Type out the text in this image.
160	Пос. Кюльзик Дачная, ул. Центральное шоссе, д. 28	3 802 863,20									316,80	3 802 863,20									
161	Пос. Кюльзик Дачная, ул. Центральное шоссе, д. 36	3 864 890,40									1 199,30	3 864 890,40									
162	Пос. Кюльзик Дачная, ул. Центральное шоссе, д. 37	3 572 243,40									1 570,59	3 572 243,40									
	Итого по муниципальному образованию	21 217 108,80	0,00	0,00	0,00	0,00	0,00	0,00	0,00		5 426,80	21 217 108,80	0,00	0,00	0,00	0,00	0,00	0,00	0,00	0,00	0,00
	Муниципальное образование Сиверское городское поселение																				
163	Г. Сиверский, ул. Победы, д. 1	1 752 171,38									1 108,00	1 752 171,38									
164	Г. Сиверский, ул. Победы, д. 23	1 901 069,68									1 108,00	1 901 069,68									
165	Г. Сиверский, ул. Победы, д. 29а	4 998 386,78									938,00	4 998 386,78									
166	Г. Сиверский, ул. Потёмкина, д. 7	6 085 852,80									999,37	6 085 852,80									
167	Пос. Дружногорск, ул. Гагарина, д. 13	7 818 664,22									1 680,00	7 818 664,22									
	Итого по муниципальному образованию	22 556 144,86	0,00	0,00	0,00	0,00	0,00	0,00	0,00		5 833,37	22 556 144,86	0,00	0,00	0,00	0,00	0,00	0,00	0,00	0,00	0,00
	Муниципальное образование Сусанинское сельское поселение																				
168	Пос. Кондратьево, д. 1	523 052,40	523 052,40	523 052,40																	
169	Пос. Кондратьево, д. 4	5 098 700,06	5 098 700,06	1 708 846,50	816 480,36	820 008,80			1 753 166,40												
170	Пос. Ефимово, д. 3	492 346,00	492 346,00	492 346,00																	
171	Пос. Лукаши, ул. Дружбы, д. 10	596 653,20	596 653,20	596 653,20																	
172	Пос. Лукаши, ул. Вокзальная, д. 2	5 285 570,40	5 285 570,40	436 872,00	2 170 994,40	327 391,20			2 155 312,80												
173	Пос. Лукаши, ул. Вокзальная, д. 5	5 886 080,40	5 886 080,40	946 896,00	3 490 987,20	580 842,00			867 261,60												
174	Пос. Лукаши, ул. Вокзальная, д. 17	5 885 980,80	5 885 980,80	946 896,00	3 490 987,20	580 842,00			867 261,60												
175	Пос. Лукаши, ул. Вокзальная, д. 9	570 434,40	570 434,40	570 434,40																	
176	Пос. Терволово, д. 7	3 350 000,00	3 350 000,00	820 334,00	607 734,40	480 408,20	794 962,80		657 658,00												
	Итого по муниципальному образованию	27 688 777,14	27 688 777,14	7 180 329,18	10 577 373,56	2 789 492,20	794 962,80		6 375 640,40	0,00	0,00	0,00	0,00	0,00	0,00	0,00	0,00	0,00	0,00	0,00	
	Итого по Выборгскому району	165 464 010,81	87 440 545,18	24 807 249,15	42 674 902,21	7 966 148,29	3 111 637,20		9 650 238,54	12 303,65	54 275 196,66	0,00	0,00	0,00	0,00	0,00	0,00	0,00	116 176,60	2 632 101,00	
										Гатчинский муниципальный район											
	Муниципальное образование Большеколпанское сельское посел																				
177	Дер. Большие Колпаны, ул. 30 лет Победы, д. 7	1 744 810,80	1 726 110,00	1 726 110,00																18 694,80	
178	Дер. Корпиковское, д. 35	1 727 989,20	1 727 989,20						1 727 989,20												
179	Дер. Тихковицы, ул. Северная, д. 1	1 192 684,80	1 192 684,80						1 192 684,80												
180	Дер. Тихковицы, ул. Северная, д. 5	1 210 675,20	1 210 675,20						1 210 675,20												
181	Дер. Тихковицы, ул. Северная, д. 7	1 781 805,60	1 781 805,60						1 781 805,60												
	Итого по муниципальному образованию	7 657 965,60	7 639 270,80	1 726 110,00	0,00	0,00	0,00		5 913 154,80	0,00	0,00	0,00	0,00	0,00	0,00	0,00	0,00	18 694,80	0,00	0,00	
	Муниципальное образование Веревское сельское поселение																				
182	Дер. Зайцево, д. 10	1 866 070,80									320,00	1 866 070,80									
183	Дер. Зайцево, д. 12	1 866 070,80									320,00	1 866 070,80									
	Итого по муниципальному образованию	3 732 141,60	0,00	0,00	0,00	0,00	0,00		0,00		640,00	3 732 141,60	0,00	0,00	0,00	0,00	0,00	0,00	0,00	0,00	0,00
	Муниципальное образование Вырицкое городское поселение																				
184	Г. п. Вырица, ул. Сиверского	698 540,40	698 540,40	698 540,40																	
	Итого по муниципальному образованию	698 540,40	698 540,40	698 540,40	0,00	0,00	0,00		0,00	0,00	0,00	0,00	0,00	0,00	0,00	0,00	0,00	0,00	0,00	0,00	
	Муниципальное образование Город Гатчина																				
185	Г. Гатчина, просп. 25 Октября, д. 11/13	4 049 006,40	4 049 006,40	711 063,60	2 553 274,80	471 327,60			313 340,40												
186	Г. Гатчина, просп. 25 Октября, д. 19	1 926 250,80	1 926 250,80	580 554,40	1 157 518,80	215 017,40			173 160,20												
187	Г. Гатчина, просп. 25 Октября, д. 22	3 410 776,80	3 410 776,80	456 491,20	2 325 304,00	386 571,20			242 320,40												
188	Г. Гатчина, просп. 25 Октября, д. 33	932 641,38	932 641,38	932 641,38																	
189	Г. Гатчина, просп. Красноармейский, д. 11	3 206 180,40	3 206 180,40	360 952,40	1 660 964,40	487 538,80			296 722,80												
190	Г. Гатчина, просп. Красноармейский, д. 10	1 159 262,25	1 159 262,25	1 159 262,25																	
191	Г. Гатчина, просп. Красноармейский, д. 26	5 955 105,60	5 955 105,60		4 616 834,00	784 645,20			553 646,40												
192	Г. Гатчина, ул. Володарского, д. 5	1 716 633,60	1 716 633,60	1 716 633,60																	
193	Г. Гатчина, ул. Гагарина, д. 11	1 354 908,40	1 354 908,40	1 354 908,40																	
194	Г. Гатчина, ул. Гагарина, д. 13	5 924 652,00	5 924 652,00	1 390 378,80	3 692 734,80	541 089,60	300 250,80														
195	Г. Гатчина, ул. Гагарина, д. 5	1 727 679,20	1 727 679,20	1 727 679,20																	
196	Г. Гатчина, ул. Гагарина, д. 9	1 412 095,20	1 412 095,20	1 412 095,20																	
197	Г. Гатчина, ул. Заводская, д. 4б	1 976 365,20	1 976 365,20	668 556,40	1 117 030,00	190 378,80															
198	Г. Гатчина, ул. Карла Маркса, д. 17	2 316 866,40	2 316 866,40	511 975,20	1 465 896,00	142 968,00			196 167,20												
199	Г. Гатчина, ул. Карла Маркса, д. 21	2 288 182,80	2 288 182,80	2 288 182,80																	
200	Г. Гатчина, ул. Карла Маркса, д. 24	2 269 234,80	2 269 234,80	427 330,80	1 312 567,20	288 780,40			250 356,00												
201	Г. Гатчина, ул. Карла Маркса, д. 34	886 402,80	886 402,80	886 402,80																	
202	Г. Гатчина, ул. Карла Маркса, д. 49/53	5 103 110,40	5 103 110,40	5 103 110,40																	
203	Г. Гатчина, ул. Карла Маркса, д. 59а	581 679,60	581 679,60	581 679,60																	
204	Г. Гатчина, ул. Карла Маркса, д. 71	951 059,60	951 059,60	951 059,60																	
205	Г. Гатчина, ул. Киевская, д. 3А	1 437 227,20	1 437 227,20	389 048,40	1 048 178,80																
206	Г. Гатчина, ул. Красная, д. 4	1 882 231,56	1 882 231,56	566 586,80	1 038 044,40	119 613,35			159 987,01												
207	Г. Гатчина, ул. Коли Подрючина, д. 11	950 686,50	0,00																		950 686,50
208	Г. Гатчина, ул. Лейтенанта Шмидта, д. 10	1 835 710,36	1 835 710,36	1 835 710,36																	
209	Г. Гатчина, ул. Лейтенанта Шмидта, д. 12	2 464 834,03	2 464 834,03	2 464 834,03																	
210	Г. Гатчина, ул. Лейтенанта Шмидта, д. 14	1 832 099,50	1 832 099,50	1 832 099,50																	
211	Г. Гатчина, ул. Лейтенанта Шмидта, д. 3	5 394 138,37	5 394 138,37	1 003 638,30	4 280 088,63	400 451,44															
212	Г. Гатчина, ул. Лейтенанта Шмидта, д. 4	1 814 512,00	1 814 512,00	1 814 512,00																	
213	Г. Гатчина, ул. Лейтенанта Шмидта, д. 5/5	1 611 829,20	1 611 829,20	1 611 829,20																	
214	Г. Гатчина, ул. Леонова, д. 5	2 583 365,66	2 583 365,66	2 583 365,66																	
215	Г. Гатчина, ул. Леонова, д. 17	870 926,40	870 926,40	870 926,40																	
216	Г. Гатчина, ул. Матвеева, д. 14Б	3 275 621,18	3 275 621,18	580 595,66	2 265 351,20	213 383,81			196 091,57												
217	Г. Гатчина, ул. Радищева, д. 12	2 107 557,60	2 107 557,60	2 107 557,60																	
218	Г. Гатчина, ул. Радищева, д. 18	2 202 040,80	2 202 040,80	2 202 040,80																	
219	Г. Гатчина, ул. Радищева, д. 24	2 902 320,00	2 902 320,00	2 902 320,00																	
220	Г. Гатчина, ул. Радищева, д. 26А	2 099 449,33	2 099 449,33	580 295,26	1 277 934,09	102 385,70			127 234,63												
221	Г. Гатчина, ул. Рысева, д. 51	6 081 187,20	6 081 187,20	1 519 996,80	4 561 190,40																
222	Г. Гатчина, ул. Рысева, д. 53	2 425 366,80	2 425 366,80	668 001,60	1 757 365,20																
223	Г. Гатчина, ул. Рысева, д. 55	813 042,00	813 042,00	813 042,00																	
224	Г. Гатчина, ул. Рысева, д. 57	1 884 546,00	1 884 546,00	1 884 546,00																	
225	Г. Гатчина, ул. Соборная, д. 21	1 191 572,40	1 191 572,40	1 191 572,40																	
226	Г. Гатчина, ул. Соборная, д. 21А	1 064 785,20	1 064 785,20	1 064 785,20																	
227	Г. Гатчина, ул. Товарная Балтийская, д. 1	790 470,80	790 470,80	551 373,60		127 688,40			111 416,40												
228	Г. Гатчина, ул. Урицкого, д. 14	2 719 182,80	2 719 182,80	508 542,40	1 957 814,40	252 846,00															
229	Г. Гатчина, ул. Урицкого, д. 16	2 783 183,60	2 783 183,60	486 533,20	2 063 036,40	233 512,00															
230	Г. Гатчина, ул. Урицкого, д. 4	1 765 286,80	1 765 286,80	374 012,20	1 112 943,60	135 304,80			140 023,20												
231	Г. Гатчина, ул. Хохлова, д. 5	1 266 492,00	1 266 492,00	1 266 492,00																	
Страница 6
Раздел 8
= = =
§ Directions for this task
Take every line above carrying "Тихковицы" and return it.

§ Reply to the task
179	Дер. Тихковицы, ул. Северная, д. 1	1 192 684,80	1 192 684,80						1 192 684,80												
180	Дер. Тихковицы, ул. Северная, д. 5	1 210 675,20	1 210 675,20						1 210 675,20												
181	Дер. Тихковицы, ул. Северная, д. 7	1 781 805,60	1 781 805,60						1 781 805,60												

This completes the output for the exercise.